*Problem to solve*:
Copy out the material below line for line without changing anything, and omit the picture from your answer.

*Source data*:
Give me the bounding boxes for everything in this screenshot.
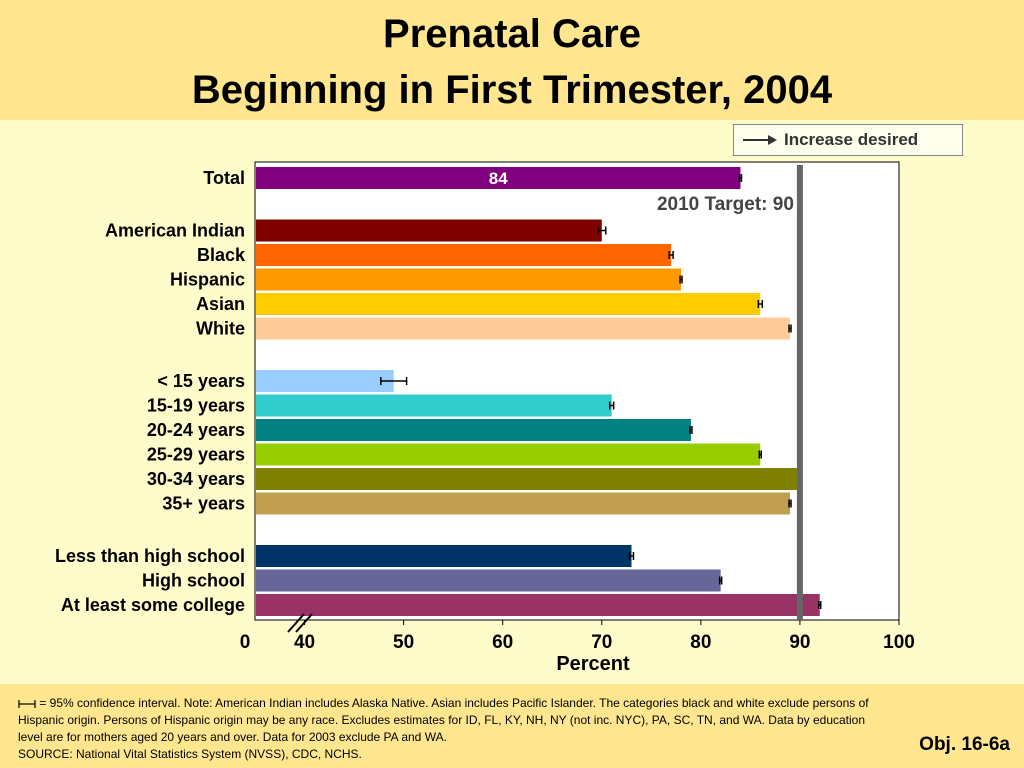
- target-line: [796, 165, 803, 620]
- bar: [256, 419, 691, 441]
- category-label: High school: [142, 571, 245, 591]
- category-label: Less than high school: [55, 546, 245, 566]
- footnote: = 95% confidence interval. Note: America…: [18, 695, 878, 763]
- category-label: 30-34 years: [147, 469, 245, 489]
- category-label: < 15 years: [157, 371, 245, 391]
- bar: [256, 468, 800, 490]
- objective-label: Obj. 16-6a: [919, 734, 1010, 755]
- category-label: Asian: [196, 294, 245, 314]
- x-tick-label: 100: [883, 632, 915, 653]
- category-label: 35+ years: [162, 494, 245, 514]
- bar: [256, 317, 791, 340]
- bar: [256, 219, 602, 242]
- category-label: 25-29 years: [147, 445, 245, 465]
- x-tick-label: 90: [789, 632, 810, 653]
- legend: Increase desired: [733, 124, 963, 156]
- x-tick-label: 40: [294, 632, 315, 653]
- x-tick-label: 0: [240, 632, 251, 653]
- data-label: 84: [489, 169, 508, 188]
- footnote-text: = 95% confidence interval. Note: America…: [18, 696, 869, 744]
- title-band: [0, 0, 1024, 120]
- axis-break-mark: [295, 613, 313, 633]
- bar: [256, 569, 721, 592]
- x-tick-label: 60: [492, 632, 513, 653]
- category-label: At least some college: [61, 595, 245, 615]
- bar: [256, 244, 672, 266]
- category-label: American Indian: [105, 221, 245, 241]
- category-label: Hispanic: [170, 270, 245, 290]
- bar: [256, 293, 761, 315]
- chart: Total 84 American Indian Black Hispanic Asian…: [55, 161, 915, 675]
- bar: [256, 167, 741, 189]
- category-label: Total: [203, 168, 245, 188]
- footer-band: [0, 684, 1024, 768]
- bar: [256, 370, 394, 392]
- bar: [256, 443, 761, 466]
- legend-label: Increase desired: [784, 130, 919, 149]
- bar: [256, 268, 682, 291]
- bar: [256, 545, 632, 567]
- bar: [256, 594, 820, 616]
- bar: [256, 492, 791, 515]
- category-label: White: [196, 319, 245, 339]
- chart-subtitle: Beginning in First Trimester, 2004: [191, 68, 833, 112]
- footnote-source: SOURCE: National Vital Statistics System…: [18, 747, 362, 761]
- axis-break-mark: [287, 613, 305, 633]
- category-label: 20-24 years: [147, 420, 245, 440]
- category-label: Black: [197, 245, 246, 265]
- right-arrow-icon: [743, 135, 777, 145]
- confidence-interval-icon: [18, 699, 36, 708]
- x-tick-label: 50: [393, 632, 414, 653]
- x-axis-title: Percent: [556, 653, 630, 675]
- x-tick-label: 80: [690, 632, 711, 653]
- x-tick-label: 70: [591, 632, 612, 653]
- bar: [256, 394, 612, 417]
- target-label: 2010 Target: 90: [657, 194, 794, 215]
- chart-title: Prenatal Care: [383, 12, 641, 56]
- category-label: 15-19 years: [147, 396, 245, 416]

*Answer in full*:
Give me the bounding boxes for everything in this screenshot.
- target-line: [796, 165, 803, 620]
- bar: [256, 419, 691, 441]
- category-label: High school: [142, 571, 245, 591]
- category-label: Less than high school: [55, 546, 245, 566]
- footnote: = 95% confidence interval. Note: America…: [18, 695, 878, 763]
- category-label: 30-34 years: [147, 469, 245, 489]
- category-label: < 15 years: [157, 371, 245, 391]
- bar: [256, 468, 800, 490]
- objective-label: Obj. 16-6a: [919, 734, 1010, 755]
- category-label: Asian: [196, 294, 245, 314]
- x-tick-label: 100: [883, 632, 915, 653]
- category-label: 35+ years: [162, 494, 245, 514]
- bar: [256, 317, 791, 340]
- bar: [256, 219, 602, 242]
- category-label: 25-29 years: [147, 445, 245, 465]
- x-tick-label: 90: [789, 632, 810, 653]
- legend: Increase desired: [733, 124, 963, 156]
- x-tick-label: 40: [294, 632, 315, 653]
- x-tick-label: 0: [240, 632, 251, 653]
- data-label: 84: [489, 169, 508, 188]
- footnote-text: = 95% confidence interval. Note: America…: [18, 696, 869, 744]
- title-band: [0, 0, 1024, 120]
- axis-break-mark: [295, 613, 313, 633]
- bar: [256, 569, 721, 592]
- x-tick-label: 60: [492, 632, 513, 653]
- category-label: At least some college: [61, 595, 245, 615]
- bar: [256, 244, 672, 266]
- category-label: American Indian: [105, 221, 245, 241]
- category-label: Hispanic: [170, 270, 245, 290]
- bar: [256, 293, 761, 315]
- chart: Total 84 American Indian Black Hispanic Asian…: [55, 161, 915, 675]
- bar: [256, 167, 741, 189]
- category-label: Total: [203, 168, 245, 188]
- footer-band: [0, 684, 1024, 768]
- bar: [256, 370, 394, 392]
- bar: [256, 443, 761, 466]
- legend-label: Increase desired: [784, 130, 919, 149]
- bar: [256, 268, 682, 291]
- bar: [256, 545, 632, 567]
- bar: [256, 594, 820, 616]
- bar: [256, 492, 791, 515]
- category-label: White: [196, 319, 245, 339]
- chart-subtitle: Beginning in First Trimester, 2004: [191, 68, 833, 112]
- footnote-source: SOURCE: National Vital Statistics System…: [18, 747, 362, 761]
- axis-break-mark: [287, 613, 305, 633]
- category-label: 20-24 years: [147, 420, 245, 440]
- category-label: Black: [197, 245, 246, 265]
- right-arrow-icon: [743, 135, 777, 145]
- confidence-interval-icon: [18, 699, 36, 708]
- x-tick-label: 50: [393, 632, 414, 653]
- x-axis-title: Percent: [556, 653, 630, 675]
- x-tick-label: 80: [690, 632, 711, 653]
- x-tick-label: 70: [591, 632, 612, 653]
- bar: [256, 394, 612, 417]
- target-label: 2010 Target: 90: [657, 194, 794, 215]
- chart-title: Prenatal Care: [383, 12, 641, 56]
- category-label: 15-19 years: [147, 396, 245, 416]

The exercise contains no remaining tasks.